Repeat all entries exactly.

+---+

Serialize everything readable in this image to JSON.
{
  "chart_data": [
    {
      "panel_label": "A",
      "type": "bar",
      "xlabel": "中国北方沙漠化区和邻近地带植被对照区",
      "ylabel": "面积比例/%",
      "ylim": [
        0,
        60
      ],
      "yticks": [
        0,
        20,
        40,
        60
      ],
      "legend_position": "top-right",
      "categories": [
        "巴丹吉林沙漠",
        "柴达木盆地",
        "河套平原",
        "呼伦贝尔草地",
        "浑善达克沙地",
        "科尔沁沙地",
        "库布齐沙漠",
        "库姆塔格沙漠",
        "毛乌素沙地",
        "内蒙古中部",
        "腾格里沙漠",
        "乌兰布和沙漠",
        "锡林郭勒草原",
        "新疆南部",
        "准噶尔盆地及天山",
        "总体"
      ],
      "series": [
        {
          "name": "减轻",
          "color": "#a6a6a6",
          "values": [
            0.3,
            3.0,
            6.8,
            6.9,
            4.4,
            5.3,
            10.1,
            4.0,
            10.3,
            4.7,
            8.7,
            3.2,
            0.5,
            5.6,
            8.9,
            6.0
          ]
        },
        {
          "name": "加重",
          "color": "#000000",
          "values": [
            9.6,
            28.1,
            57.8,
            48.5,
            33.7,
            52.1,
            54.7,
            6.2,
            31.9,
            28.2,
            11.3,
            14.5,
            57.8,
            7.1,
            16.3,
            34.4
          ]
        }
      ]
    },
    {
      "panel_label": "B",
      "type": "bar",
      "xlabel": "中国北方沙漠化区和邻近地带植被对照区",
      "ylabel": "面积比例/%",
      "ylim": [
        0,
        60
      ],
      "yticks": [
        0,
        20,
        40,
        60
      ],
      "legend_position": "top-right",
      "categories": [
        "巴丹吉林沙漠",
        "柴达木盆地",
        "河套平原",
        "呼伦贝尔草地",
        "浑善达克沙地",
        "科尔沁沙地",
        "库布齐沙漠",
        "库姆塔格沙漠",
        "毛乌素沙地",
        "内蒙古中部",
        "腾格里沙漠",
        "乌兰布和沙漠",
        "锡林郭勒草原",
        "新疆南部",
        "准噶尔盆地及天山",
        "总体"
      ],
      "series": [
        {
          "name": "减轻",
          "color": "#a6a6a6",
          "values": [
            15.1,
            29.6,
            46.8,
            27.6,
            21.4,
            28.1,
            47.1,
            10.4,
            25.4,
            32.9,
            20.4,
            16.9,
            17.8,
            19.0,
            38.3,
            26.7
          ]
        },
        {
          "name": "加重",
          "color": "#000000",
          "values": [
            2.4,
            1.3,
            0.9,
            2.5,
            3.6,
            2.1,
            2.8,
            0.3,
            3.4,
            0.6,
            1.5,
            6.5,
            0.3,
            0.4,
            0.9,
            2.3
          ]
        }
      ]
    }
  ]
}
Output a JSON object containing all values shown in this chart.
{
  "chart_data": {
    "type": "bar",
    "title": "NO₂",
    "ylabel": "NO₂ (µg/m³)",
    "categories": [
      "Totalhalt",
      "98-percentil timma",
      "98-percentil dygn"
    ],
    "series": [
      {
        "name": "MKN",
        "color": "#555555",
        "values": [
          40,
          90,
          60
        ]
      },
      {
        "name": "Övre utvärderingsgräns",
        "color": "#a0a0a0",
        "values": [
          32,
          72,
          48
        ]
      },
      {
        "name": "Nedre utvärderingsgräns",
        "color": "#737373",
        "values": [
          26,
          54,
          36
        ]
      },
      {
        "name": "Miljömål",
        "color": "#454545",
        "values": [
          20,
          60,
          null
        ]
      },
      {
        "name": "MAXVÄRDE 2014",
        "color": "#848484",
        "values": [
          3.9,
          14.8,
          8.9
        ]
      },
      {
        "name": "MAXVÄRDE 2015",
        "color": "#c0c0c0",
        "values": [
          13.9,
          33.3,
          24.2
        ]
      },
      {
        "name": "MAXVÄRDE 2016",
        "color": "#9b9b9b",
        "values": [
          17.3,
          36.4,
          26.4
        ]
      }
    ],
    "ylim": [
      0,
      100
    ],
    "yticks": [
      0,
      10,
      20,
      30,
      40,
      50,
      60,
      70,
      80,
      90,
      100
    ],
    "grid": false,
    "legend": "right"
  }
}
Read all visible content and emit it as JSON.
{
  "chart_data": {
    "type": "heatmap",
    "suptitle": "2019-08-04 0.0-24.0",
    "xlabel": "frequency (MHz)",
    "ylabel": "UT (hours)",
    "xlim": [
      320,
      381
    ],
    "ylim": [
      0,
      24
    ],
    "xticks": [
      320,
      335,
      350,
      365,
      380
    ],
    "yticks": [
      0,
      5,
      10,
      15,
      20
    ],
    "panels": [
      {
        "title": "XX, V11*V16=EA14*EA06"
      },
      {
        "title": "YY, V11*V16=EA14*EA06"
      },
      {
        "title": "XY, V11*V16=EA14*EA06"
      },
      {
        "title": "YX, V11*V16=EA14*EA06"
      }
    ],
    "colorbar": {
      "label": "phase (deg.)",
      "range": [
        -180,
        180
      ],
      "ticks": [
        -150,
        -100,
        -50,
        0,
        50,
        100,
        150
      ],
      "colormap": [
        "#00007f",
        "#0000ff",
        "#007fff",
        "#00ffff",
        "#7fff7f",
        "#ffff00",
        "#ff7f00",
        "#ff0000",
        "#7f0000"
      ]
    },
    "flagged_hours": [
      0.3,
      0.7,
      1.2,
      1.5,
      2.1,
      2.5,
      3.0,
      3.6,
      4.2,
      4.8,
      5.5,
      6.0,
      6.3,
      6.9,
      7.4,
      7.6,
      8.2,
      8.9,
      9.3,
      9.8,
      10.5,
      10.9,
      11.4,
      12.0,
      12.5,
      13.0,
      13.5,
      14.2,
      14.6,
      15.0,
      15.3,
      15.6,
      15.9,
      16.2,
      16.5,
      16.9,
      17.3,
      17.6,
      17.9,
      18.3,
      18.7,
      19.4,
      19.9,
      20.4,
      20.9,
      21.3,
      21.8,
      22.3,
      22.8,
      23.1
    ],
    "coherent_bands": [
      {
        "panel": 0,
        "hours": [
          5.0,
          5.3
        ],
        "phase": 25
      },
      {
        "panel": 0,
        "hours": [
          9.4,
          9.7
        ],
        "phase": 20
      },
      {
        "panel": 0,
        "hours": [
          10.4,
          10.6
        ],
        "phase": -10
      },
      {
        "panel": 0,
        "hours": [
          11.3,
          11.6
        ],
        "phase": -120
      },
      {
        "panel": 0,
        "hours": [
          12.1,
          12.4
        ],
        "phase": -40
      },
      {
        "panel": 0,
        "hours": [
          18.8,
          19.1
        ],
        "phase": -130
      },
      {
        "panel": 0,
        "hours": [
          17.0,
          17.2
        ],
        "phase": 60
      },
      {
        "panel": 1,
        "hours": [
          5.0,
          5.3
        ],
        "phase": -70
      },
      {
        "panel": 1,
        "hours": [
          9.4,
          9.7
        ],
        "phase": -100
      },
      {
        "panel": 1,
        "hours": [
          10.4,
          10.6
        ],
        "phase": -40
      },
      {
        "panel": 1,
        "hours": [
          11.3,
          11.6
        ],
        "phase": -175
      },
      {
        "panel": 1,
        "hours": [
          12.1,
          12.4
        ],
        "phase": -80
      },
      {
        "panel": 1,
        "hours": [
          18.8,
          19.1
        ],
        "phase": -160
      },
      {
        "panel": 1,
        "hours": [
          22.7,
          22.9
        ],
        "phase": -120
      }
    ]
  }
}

+---+

## Task output:
Serialize everything readable in this image to JSON.
{
  "chart_data": [
    {
      "panel_label": "A",
      "type": "bar",
      "xlabel": "中国北方沙漠化区和邻近地带植被对照区",
      "ylabel": "面积比例/%",
      "ylim": [
        0,
        60
      ],
      "yticks": [
        0,
        20,
        40,
        60
      ],
      "legend_position": "top-right",
      "categories": [
        "巴丹吉林沙漠",
        "柴达木盆地",
        "河套平原",
        "呼伦贝尔草地",
        "浑善达克沙地",
        "科尔沁沙地",
        "库布齐沙漠",
        "库姆塔格沙漠",
        "毛乌素沙地",
        "内蒙古中部",
        "腾格里沙漠",
        "乌兰布和沙漠",
        "锡林郭勒草原",
        "新疆南部",
        "准噶尔盆地及天山",
        "总体"
      ],
      "series": [
        {
          "name": "减轻",
          "color": "#a6a6a6",
          "values": [
            0.3,
            3.0,
            6.8,
            6.9,
            4.4,
            5.3,
            10.1,
            4.0,
            10.3,
            4.7,
            8.7,
            3.2,
            0.5,
            5.6,
            8.9,
            6.0
          ]
        },
        {
          "name": "加重",
          "color": "#000000",
          "values": [
            9.6,
            28.1,
            57.8,
            48.5,
            33.7,
            52.1,
            54.7,
            6.2,
            31.9,
            28.2,
            11.3,
            14.5,
            57.8,
            7.1,
            16.3,
            34.4
          ]
        }
      ]
    },
    {
      "panel_label": "B",
      "type": "bar",
      "xlabel": "中国北方沙漠化区和邻近地带植被对照区",
      "ylabel": "面积比例/%",
      "ylim": [
        0,
        60
      ],
      "yticks": [
        0,
        20,
        40,
        60
      ],
      "legend_position": "top-right",
      "categories": [
        "巴丹吉林沙漠",
        "柴达木盆地",
        "河套平原",
        "呼伦贝尔草地",
        "浑善达克沙地",
        "科尔沁沙地",
        "库布齐沙漠",
        "库姆塔格沙漠",
        "毛乌素沙地",
        "内蒙古中部",
        "腾格里沙漠",
        "乌兰布和沙漠",
        "锡林郭勒草原",
        "新疆南部",
        "准噶尔盆地及天山",
        "总体"
      ],
      "series": [
        {
          "name": "减轻",
          "color": "#a6a6a6",
          "values": [
            15.1,
            29.6,
            46.8,
            27.6,
            21.4,
            28.1,
            47.1,
            10.4,
            25.4,
            32.9,
            20.4,
            16.9,
            17.8,
            19.0,
            38.3,
            26.7
          ]
        },
        {
          "name": "加重",
          "color": "#000000",
          "values": [
            2.4,
            1.3,
            0.9,
            2.5,
            3.6,
            2.1,
            2.8,
            0.3,
            3.4,
            0.6,
            1.5,
            6.5,
            0.3,
            0.4,
            0.9,
            2.3
          ]
        }
      ]
    }
  ]
}
Output a JSON object containing all values shown in this chart.
{
  "chart_data": {
    "type": "bar",
    "title": "NO₂",
    "ylabel": "NO₂ (µg/m³)",
    "categories": [
      "Totalhalt",
      "98-percentil timma",
      "98-percentil dygn"
    ],
    "series": [
      {
        "name": "MKN",
        "color": "#555555",
        "values": [
          40,
          90,
          60
        ]
      },
      {
        "name": "Övre utvärderingsgräns",
        "color": "#a0a0a0",
        "values": [
          32,
          72,
          48
        ]
      },
      {
        "name": "Nedre utvärderingsgräns",
        "color": "#737373",
        "values": [
          26,
          54,
          36
        ]
      },
      {
        "name": "Miljömål",
        "color": "#454545",
        "values": [
          20,
          60,
          null
        ]
      },
      {
        "name": "MAXVÄRDE 2014",
        "color": "#848484",
        "values": [
          3.9,
          14.8,
          8.9
        ]
      },
      {
        "name": "MAXVÄRDE 2015",
        "color": "#c0c0c0",
        "values": [
          13.9,
          33.3,
          24.2
        ]
      },
      {
        "name": "MAXVÄRDE 2016",
        "color": "#9b9b9b",
        "values": [
          17.3,
          36.4,
          26.4
        ]
      }
    ],
    "ylim": [
      0,
      100
    ],
    "yticks": [
      0,
      10,
      20,
      30,
      40,
      50,
      60,
      70,
      80,
      90,
      100
    ],
    "grid": false,
    "legend": "right"
  }
}
Read all visible content and emit it as JSON.
{
  "chart_data": {
    "type": "heatmap",
    "suptitle": "2019-08-04 0.0-24.0",
    "xlabel": "frequency (MHz)",
    "ylabel": "UT (hours)",
    "xlim": [
      320,
      381
    ],
    "ylim": [
      0,
      24
    ],
    "xticks": [
      320,
      335,
      350,
      365,
      380
    ],
    "yticks": [
      0,
      5,
      10,
      15,
      20
    ],
    "panels": [
      {
        "title": "XX, V11*V16=EA14*EA06"
      },
      {
        "title": "YY, V11*V16=EA14*EA06"
      },
      {
        "title": "XY, V11*V16=EA14*EA06"
      },
      {
        "title": "YX, V11*V16=EA14*EA06"
      }
    ],
    "colorbar": {
      "label": "phase (deg.)",
      "range": [
        -180,
        180
      ],
      "ticks": [
        -150,
        -100,
        -50,
        0,
        50,
        100,
        150
      ],
      "colormap": [
        "#00007f",
        "#0000ff",
        "#007fff",
        "#00ffff",
        "#7fff7f",
        "#ffff00",
        "#ff7f00",
        "#ff0000",
        "#7f0000"
      ]
    },
    "flagged_hours": [
      0.3,
      0.7,
      1.2,
      1.5,
      2.1,
      2.5,
      3.0,
      3.6,
      4.2,
      4.8,
      5.5,
      6.0,
      6.3,
      6.9,
      7.4,
      7.6,
      8.2,
      8.9,
      9.3,
      9.8,
      10.5,
      10.9,
      11.4,
      12.0,
      12.5,
      13.0,
      13.5,
      14.2,
      14.6,
      15.0,
      15.3,
      15.6,
      15.9,
      16.2,
      16.5,
      16.9,
      17.3,
      17.6,
      17.9,
      18.3,
      18.7,
      19.4,
      19.9,
      20.4,
      20.9,
      21.3,
      21.8,
      22.3,
      22.8,
      23.1
    ],
    "coherent_bands": [
      {
        "panel": 0,
        "hours": [
          5.0,
          5.3
        ],
        "phase": 25
      },
      {
        "panel": 0,
        "hours": [
          9.4,
          9.7
        ],
        "phase": 20
      },
      {
        "panel": 0,
        "hours": [
          10.4,
          10.6
        ],
        "phase": -10
      },
      {
        "panel": 0,
        "hours": [
          11.3,
          11.6
        ],
        "phase": -120
      },
      {
        "panel": 0,
        "hours": [
          12.1,
          12.4
        ],
        "phase": -40
      },
      {
        "panel": 0,
        "hours": [
          18.8,
          19.1
        ],
        "phase": -130
      },
      {
        "panel": 0,
        "hours": [
          17.0,
          17.2
        ],
        "phase": 60
      },
      {
        "panel": 1,
        "hours": [
          5.0,
          5.3
        ],
        "phase": -70
      },
      {
        "panel": 1,
        "hours": [
          9.4,
          9.7
        ],
        "phase": -100
      },
      {
        "panel": 1,
        "hours": [
          10.4,
          10.6
        ],
        "phase": -40
      },
      {
        "panel": 1,
        "hours": [
          11.3,
          11.6
        ],
        "phase": -175
      },
      {
        "panel": 1,
        "hours": [
          12.1,
          12.4
        ],
        "phase": -80
      },
      {
        "panel": 1,
        "hours": [
          18.8,
          19.1
        ],
        "phase": -160
      },
      {
        "panel": 1,
        "hours": [
          22.7,
          22.9
        ],
        "phase": -120
      }
    ]
  }
}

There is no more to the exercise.